-- Given problem --
Reproduce the listing below verbatim, from its first line through the line containing "sentence-box: El espadachín", with both ends included.

-- Dataset excerpts --
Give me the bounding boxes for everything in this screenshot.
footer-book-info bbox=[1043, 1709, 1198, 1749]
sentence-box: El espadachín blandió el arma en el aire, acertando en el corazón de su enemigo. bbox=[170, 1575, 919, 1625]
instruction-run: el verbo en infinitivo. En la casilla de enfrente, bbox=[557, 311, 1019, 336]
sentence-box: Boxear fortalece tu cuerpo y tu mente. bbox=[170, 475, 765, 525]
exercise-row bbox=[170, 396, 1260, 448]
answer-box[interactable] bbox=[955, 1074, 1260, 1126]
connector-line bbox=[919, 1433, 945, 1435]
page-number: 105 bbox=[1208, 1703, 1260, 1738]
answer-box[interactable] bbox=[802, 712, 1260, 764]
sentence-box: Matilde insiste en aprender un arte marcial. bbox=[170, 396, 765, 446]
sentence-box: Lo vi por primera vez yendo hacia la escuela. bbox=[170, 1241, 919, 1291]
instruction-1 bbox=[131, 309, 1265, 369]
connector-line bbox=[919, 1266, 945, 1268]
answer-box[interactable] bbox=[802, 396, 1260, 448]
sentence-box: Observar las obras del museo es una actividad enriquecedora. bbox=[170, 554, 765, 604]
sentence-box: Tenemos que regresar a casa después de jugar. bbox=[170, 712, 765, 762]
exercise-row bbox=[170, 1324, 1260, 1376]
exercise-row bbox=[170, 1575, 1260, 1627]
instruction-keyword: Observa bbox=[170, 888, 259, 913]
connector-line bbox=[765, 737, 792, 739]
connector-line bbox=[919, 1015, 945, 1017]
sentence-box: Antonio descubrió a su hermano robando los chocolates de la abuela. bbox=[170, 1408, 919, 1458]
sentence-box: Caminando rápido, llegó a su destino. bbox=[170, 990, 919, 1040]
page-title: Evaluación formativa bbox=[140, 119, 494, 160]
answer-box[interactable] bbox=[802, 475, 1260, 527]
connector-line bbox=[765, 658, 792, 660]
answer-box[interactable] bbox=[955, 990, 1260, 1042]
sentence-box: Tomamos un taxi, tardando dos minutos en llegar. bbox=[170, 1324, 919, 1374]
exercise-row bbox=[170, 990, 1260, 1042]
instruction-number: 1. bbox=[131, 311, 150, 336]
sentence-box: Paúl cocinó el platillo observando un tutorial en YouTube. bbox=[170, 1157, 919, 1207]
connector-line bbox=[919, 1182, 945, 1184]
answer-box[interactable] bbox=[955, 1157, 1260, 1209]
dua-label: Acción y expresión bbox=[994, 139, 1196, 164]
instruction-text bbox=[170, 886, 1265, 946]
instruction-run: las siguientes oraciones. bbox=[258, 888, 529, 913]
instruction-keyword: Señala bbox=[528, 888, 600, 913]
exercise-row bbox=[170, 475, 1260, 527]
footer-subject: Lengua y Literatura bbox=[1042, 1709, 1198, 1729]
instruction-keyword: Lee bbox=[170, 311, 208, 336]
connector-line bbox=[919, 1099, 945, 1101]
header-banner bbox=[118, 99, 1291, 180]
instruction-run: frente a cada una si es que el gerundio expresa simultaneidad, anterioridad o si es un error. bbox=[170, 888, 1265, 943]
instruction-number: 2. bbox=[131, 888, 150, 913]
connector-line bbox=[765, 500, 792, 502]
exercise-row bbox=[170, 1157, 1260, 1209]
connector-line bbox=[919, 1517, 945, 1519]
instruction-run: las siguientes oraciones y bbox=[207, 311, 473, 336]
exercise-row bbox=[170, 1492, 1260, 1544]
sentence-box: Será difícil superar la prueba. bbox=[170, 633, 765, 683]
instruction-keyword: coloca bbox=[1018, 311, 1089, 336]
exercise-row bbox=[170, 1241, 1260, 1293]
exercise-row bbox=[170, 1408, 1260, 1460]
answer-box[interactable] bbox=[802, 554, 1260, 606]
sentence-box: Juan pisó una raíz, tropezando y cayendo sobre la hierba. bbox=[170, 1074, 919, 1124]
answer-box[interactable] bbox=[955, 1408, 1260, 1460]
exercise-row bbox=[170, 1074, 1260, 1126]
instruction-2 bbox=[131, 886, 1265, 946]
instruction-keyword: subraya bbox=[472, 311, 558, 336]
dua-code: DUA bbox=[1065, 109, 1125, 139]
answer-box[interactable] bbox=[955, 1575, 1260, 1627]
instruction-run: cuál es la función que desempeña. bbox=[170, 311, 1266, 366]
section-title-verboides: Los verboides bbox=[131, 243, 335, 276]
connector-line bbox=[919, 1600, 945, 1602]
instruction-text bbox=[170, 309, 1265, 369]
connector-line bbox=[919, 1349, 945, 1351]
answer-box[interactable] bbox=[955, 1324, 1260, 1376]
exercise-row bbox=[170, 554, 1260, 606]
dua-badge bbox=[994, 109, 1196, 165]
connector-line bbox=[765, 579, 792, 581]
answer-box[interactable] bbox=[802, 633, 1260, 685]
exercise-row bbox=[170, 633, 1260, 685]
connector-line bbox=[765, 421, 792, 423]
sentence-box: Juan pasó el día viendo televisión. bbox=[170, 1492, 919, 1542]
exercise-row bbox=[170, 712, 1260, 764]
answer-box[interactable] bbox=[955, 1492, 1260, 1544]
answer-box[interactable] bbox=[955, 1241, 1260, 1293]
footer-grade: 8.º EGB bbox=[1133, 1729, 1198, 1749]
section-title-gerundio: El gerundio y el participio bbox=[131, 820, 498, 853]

-- Problem solution --
Give me the bounding boxes for everything in this screenshot.
footer-book-info bbox=[1043, 1709, 1198, 1749]
sentence-box: El espadachín blandió el arma en el aire, acertando en el corazón de su enemigo. bbox=[170, 1575, 919, 1625]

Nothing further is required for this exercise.